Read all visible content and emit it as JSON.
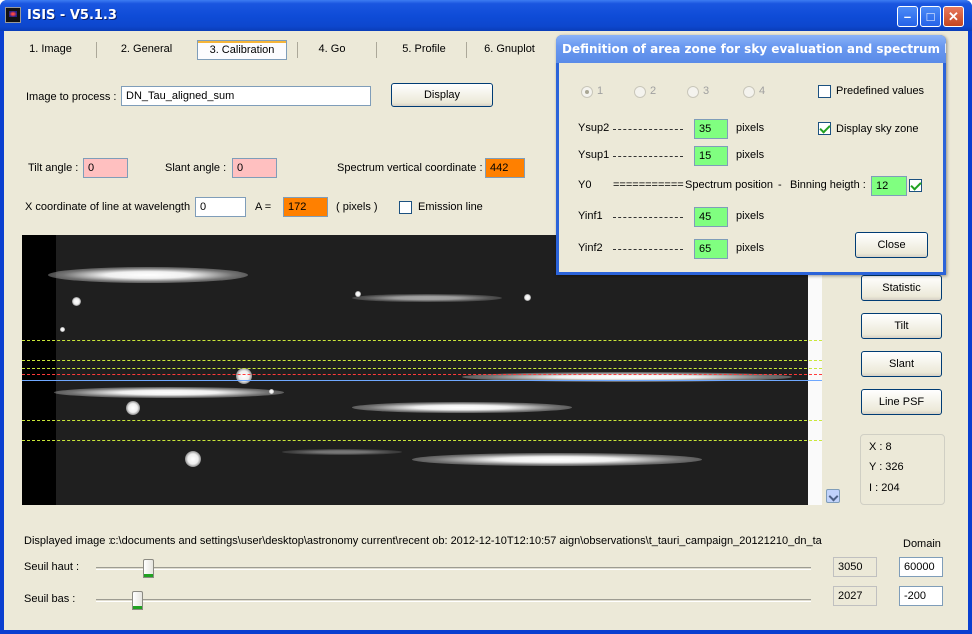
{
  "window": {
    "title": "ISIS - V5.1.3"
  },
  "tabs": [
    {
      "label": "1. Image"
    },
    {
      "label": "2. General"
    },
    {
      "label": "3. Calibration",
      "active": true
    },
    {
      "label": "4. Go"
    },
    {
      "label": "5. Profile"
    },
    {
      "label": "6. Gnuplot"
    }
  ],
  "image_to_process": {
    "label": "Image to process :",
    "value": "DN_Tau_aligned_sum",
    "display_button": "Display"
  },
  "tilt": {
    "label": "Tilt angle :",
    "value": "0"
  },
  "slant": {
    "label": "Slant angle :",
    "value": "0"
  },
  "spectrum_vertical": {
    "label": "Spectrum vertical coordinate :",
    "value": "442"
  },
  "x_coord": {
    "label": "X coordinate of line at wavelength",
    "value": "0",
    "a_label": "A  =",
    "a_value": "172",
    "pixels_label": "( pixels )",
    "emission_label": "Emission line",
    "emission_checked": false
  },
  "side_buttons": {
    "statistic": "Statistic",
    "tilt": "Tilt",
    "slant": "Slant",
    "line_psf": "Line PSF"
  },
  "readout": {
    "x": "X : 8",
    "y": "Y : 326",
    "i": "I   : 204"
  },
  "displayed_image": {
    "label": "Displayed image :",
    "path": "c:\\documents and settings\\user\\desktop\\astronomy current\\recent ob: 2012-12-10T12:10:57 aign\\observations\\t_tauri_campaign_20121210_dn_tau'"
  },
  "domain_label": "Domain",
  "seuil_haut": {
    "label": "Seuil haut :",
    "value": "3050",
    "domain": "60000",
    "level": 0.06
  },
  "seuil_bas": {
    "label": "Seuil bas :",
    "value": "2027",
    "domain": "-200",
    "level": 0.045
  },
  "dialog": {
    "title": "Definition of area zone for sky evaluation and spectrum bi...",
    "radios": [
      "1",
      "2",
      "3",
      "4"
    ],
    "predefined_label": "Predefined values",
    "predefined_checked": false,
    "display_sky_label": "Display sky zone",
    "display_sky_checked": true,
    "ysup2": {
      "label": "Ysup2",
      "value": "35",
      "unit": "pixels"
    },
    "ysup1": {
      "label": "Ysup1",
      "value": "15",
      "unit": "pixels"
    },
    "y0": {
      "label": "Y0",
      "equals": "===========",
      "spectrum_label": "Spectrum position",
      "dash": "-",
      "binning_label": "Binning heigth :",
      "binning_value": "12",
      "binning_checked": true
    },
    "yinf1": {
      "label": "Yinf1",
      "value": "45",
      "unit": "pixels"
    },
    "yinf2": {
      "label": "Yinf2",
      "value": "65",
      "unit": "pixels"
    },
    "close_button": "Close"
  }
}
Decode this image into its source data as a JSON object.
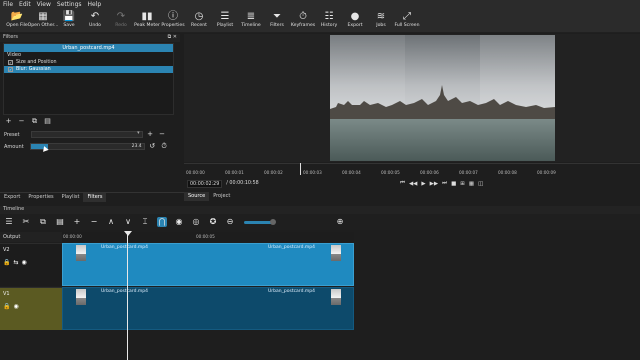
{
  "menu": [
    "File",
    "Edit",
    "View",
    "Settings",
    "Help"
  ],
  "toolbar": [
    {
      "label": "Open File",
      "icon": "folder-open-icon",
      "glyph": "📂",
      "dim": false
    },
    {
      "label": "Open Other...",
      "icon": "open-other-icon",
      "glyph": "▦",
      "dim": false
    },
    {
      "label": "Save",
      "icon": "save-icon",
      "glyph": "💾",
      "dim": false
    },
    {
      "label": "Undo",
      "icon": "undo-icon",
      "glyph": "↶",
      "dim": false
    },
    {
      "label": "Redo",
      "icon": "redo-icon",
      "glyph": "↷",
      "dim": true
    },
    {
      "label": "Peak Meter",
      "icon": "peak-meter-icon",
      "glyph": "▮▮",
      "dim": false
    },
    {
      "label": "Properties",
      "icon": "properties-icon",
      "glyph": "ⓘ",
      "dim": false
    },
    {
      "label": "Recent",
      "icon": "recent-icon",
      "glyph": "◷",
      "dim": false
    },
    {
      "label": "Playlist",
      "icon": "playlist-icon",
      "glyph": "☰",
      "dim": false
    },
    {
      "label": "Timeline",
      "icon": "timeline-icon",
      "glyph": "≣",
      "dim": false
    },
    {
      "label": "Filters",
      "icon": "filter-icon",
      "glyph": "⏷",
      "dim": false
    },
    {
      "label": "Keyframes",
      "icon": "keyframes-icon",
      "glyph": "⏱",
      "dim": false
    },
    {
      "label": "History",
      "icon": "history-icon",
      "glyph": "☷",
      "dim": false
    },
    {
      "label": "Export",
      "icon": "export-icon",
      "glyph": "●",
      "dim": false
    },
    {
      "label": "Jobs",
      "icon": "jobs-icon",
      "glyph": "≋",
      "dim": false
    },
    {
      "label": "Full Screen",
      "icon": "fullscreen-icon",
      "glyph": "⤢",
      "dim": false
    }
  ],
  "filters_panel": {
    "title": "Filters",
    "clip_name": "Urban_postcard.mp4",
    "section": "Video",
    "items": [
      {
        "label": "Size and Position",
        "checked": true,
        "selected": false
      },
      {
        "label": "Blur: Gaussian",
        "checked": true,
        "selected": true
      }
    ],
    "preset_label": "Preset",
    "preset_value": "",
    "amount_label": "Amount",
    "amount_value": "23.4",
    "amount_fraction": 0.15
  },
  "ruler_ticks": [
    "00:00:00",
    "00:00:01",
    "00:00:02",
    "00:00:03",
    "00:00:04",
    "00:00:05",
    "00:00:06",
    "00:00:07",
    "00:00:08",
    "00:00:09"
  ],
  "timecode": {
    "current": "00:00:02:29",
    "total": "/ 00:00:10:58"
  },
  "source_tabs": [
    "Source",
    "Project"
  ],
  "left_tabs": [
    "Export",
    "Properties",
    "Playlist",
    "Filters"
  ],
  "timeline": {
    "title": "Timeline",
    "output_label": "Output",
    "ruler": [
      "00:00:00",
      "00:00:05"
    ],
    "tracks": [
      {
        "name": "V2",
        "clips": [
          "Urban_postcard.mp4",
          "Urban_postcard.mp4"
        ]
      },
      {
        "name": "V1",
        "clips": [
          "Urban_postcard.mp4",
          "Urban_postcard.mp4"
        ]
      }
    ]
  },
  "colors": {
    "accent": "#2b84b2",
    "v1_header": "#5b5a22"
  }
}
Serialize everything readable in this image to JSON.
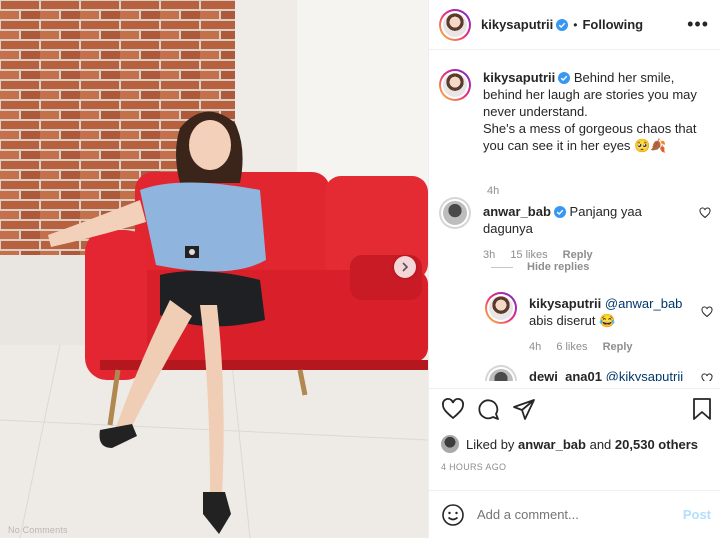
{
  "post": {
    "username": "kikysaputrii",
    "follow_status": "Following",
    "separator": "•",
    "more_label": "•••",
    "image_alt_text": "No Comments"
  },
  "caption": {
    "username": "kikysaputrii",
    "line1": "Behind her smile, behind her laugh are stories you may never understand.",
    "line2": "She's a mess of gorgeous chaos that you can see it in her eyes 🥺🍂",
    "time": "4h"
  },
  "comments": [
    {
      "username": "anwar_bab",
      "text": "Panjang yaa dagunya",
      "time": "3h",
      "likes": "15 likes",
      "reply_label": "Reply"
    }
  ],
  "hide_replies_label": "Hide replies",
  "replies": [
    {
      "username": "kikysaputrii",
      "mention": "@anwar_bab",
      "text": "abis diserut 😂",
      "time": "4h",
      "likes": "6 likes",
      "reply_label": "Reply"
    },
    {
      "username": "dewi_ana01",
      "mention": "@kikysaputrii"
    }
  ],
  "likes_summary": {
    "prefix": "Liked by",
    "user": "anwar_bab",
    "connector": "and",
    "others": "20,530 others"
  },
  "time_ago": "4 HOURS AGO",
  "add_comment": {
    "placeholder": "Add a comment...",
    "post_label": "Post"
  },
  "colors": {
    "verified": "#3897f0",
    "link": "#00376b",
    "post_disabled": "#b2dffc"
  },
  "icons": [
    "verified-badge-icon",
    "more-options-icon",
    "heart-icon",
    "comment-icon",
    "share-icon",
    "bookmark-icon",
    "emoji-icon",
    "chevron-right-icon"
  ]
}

- [Objective]
Give an exact reproduction of every line, leaving out any picture.

- [Solved problem]
Read all visible content and emit it as JSON.
{
  "window": {
    "title": "ISIS - V5.1.3"
  },
  "tabs": [
    {
      "label": "1. Image"
    },
    {
      "label": "2. General"
    },
    {
      "label": "3. Calibration",
      "active": true
    },
    {
      "label": "4. Go"
    },
    {
      "label": "5. Profile"
    },
    {
      "label": "6. Gnuplot"
    }
  ],
  "image_to_process": {
    "label": "Image to process :",
    "value": "DN_Tau_aligned_sum",
    "display_button": "Display"
  },
  "tilt": {
    "label": "Tilt angle :",
    "value": "0"
  },
  "slant": {
    "label": "Slant angle :",
    "value": "0"
  },
  "spectrum_vertical": {
    "label": "Spectrum vertical coordinate :",
    "value": "442"
  },
  "x_coord": {
    "label": "X coordinate of line at wavelength",
    "value": "0",
    "a_label": "A  =",
    "a_value": "172",
    "pixels_label": "( pixels )",
    "emission_label": "Emission line",
    "emission_checked": false
  },
  "side_buttons": {
    "statistic": "Statistic",
    "tilt": "Tilt",
    "slant": "Slant",
    "line_psf": "Line PSF"
  },
  "readout": {
    "x": "X : 8",
    "y": "Y : 326",
    "i": "I   : 204"
  },
  "displayed_image": {
    "label": "Displayed image :",
    "path": "c:\\documents and settings\\user\\desktop\\astronomy current\\recent ob: 2012-12-10T12:10:57 aign\\observations\\t_tauri_campaign_20121210_dn_tau'"
  },
  "domain_label": "Domain",
  "seuil_haut": {
    "label": "Seuil haut :",
    "value": "3050",
    "domain": "60000",
    "level": 0.06
  },
  "seuil_bas": {
    "label": "Seuil bas :",
    "value": "2027",
    "domain": "-200",
    "level": 0.045
  },
  "dialog": {
    "title": "Definition of area zone for sky evaluation and spectrum bi...",
    "radios": [
      "1",
      "2",
      "3",
      "4"
    ],
    "predefined_label": "Predefined values",
    "predefined_checked": false,
    "display_sky_label": "Display sky zone",
    "display_sky_checked": true,
    "ysup2": {
      "label": "Ysup2",
      "value": "35",
      "unit": "pixels"
    },
    "ysup1": {
      "label": "Ysup1",
      "value": "15",
      "unit": "pixels"
    },
    "y0": {
      "label": "Y0",
      "equals": "===========",
      "spectrum_label": "Spectrum position",
      "dash": "-",
      "binning_label": "Binning heigth :",
      "binning_value": "12",
      "binning_checked": true
    },
    "yinf1": {
      "label": "Yinf1",
      "value": "45",
      "unit": "pixels"
    },
    "yinf2": {
      "label": "Yinf2",
      "value": "65",
      "unit": "pixels"
    },
    "close_button": "Close"
  }
}
Decode this image into its source data as a JSON object.
{
  "menu": [
    "File",
    "Edit",
    "View",
    "Settings",
    "Help"
  ],
  "toolbar": [
    {
      "label": "Open File",
      "icon": "folder-open-icon",
      "glyph": "📂",
      "dim": false
    },
    {
      "label": "Open Other...",
      "icon": "open-other-icon",
      "glyph": "▦",
      "dim": false
    },
    {
      "label": "Save",
      "icon": "save-icon",
      "glyph": "💾",
      "dim": false
    },
    {
      "label": "Undo",
      "icon": "undo-icon",
      "glyph": "↶",
      "dim": false
    },
    {
      "label": "Redo",
      "icon": "redo-icon",
      "glyph": "↷",
      "dim": true
    },
    {
      "label": "Peak Meter",
      "icon": "peak-meter-icon",
      "glyph": "▮▮",
      "dim": false
    },
    {
      "label": "Properties",
      "icon": "properties-icon",
      "glyph": "ⓘ",
      "dim": false
    },
    {
      "label": "Recent",
      "icon": "recent-icon",
      "glyph": "◷",
      "dim": false
    },
    {
      "label": "Playlist",
      "icon": "playlist-icon",
      "glyph": "☰",
      "dim": false
    },
    {
      "label": "Timeline",
      "icon": "timeline-icon",
      "glyph": "≣",
      "dim": false
    },
    {
      "label": "Filters",
      "icon": "filter-icon",
      "glyph": "⏷",
      "dim": false
    },
    {
      "label": "Keyframes",
      "icon": "keyframes-icon",
      "glyph": "⏱",
      "dim": false
    },
    {
      "label": "History",
      "icon": "history-icon",
      "glyph": "☷",
      "dim": false
    },
    {
      "label": "Export",
      "icon": "export-icon",
      "glyph": "●",
      "dim": false
    },
    {
      "label": "Jobs",
      "icon": "jobs-icon",
      "glyph": "≋",
      "dim": false
    },
    {
      "label": "Full Screen",
      "icon": "fullscreen-icon",
      "glyph": "⤢",
      "dim": false
    }
  ],
  "filters_panel": {
    "title": "Filters",
    "clip_name": "Urban_postcard.mp4",
    "section": "Video",
    "items": [
      {
        "label": "Size and Position",
        "checked": true,
        "selected": false
      },
      {
        "label": "Blur: Gaussian",
        "checked": true,
        "selected": true
      }
    ],
    "preset_label": "Preset",
    "preset_value": "",
    "amount_label": "Amount",
    "amount_value": "23.4",
    "amount_fraction": 0.15
  },
  "ruler_ticks": [
    "00:00:00",
    "00:00:01",
    "00:00:02",
    "00:00:03",
    "00:00:04",
    "00:00:05",
    "00:00:06",
    "00:00:07",
    "00:00:08",
    "00:00:09"
  ],
  "timecode": {
    "current": "00:00:02:29",
    "total": "/ 00:00:10:58"
  },
  "source_tabs": [
    "Source",
    "Project"
  ],
  "left_tabs": [
    "Export",
    "Properties",
    "Playlist",
    "Filters"
  ],
  "timeline": {
    "title": "Timeline",
    "output_label": "Output",
    "ruler": [
      "00:00:00",
      "00:00:05"
    ],
    "tracks": [
      {
        "name": "V2",
        "clips": [
          "Urban_postcard.mp4",
          "Urban_postcard.mp4"
        ]
      },
      {
        "name": "V1",
        "clips": [
          "Urban_postcard.mp4",
          "Urban_postcard.mp4"
        ]
      }
    ]
  },
  "colors": {
    "accent": "#2b84b2",
    "v1_header": "#5b5a22"
  }
}
Serialize everything readable in this image to JSON.
{
  "post": {
    "username": "kikysaputrii",
    "follow_status": "Following",
    "separator": "•",
    "more_label": "•••",
    "image_alt_text": "No Comments"
  },
  "caption": {
    "username": "kikysaputrii",
    "line1": "Behind her smile, behind her laugh are stories you may never understand.",
    "line2": "She's a mess of gorgeous chaos that you can see it in her eyes 🥺🍂",
    "time": "4h"
  },
  "comments": [
    {
      "username": "anwar_bab",
      "text": "Panjang yaa dagunya",
      "time": "3h",
      "likes": "15 likes",
      "reply_label": "Reply"
    }
  ],
  "hide_replies_label": "Hide replies",
  "replies": [
    {
      "username": "kikysaputrii",
      "mention": "@anwar_bab",
      "text": "abis diserut 😂",
      "time": "4h",
      "likes": "6 likes",
      "reply_label": "Reply"
    },
    {
      "username": "dewi_ana01",
      "mention": "@kikysaputrii"
    }
  ],
  "likes_summary": {
    "prefix": "Liked by",
    "user": "anwar_bab",
    "connector": "and",
    "others": "20,530 others"
  },
  "time_ago": "4 HOURS AGO",
  "add_comment": {
    "placeholder": "Add a comment...",
    "post_label": "Post"
  },
  "colors": {
    "verified": "#3897f0",
    "link": "#00376b",
    "post_disabled": "#b2dffc"
  },
  "icons": [
    "verified-badge-icon",
    "more-options-icon",
    "heart-icon",
    "comment-icon",
    "share-icon",
    "bookmark-icon",
    "emoji-icon",
    "chevron-right-icon"
  ]
}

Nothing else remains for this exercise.